Write out every entry, unchanged. Skip any picture.

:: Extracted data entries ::
▼

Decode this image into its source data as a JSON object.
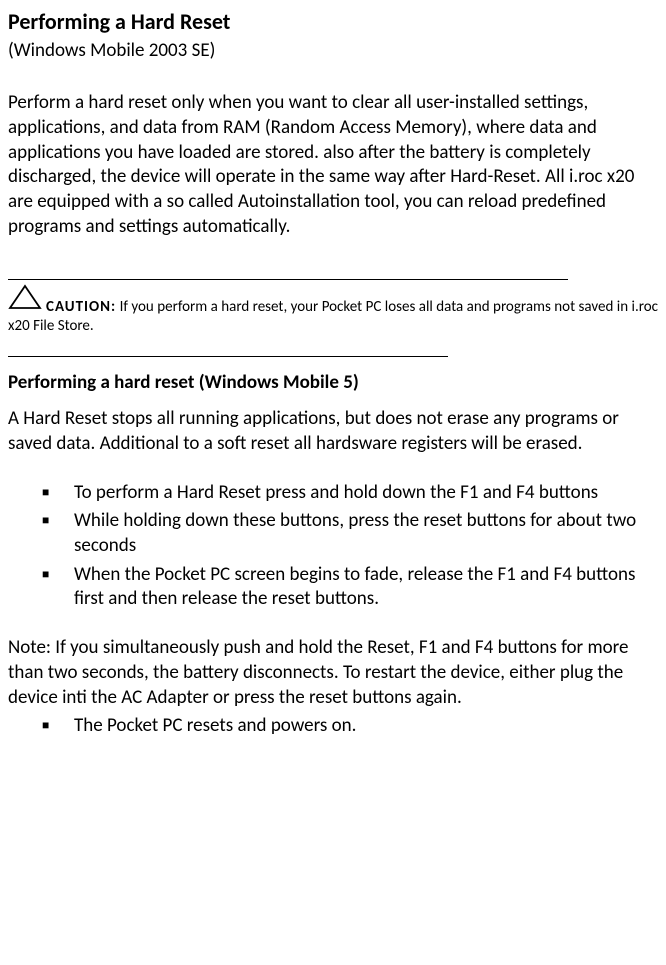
{
  "title": "Performing a Hard Reset",
  "subtitle": "(Windows Mobile 2003 SE)",
  "intro": "Perform a hard reset only when you want to clear all user-installed settings, applications, and data from RAM (Random Access Memory), where data and applications you have loaded are stored. also after the battery is completely discharged, the device will operate in the same way after Hard-Reset. All i.roc x20 are equipped with a so called Autoinstallation tool, you can reload predefined programs and settings automatically.",
  "caution": {
    "label": "CAUTION:",
    "text": " If you perform a hard reset, your Pocket PC loses all data and programs not saved in i.roc x20 File Store."
  },
  "section2": {
    "title": "Performing a hard reset (Windows Mobile 5)",
    "para": "A Hard Reset stops all running applications, but does not erase any programs or saved data. Additional to a soft reset all hardsware registers will be erased.",
    "steps": [
      "To perform  a Hard Reset press and hold down the F1 and F4 buttons",
      "While holding down these buttons, press the reset buttons for about two seconds",
      "When the Pocket PC screen begins to fade, release the F1 and F4 buttons first and then release the reset buttons."
    ],
    "note": "Note: If you simultaneously push and hold the Reset, F1 and F4 buttons for more than two seconds, the battery disconnects. To restart the device, either plug the device inti the AC Adapter or press the reset buttons again.",
    "note_bullet": "The Pocket PC resets and powers on."
  }
}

▲

:: Full output ::
Decode this image into its source data as a JSON object.
{
  "title": "Performing a Hard Reset",
  "subtitle": "(Windows Mobile 2003 SE)",
  "intro": "Perform a hard reset only when you want to clear all user-installed settings, applications, and data from RAM (Random Access Memory), where data and applications you have loaded are stored. also after the battery is completely discharged, the device will operate in the same way after Hard-Reset. All i.roc x20 are equipped with a so called Autoinstallation tool, you can reload predefined programs and settings automatically.",
  "caution": {
    "label": "CAUTION:",
    "text": " If you perform a hard reset, your Pocket PC loses all data and programs not saved in i.roc x20 File Store."
  },
  "section2": {
    "title": "Performing a hard reset (Windows Mobile 5)",
    "para": "A Hard Reset stops all running applications, but does not erase any programs or saved data. Additional to a soft reset all hardsware registers will be erased.",
    "steps": [
      "To perform  a Hard Reset press and hold down the F1 and F4 buttons",
      "While holding down these buttons, press the reset buttons for about two seconds",
      "When the Pocket PC screen begins to fade, release the F1 and F4 buttons first and then release the reset buttons."
    ],
    "note": "Note: If you simultaneously push and hold the Reset, F1 and F4 buttons for more than two seconds, the battery disconnects. To restart the device, either plug the device inti the AC Adapter or press the reset buttons again.",
    "note_bullet": "The Pocket PC resets and powers on."
  }
}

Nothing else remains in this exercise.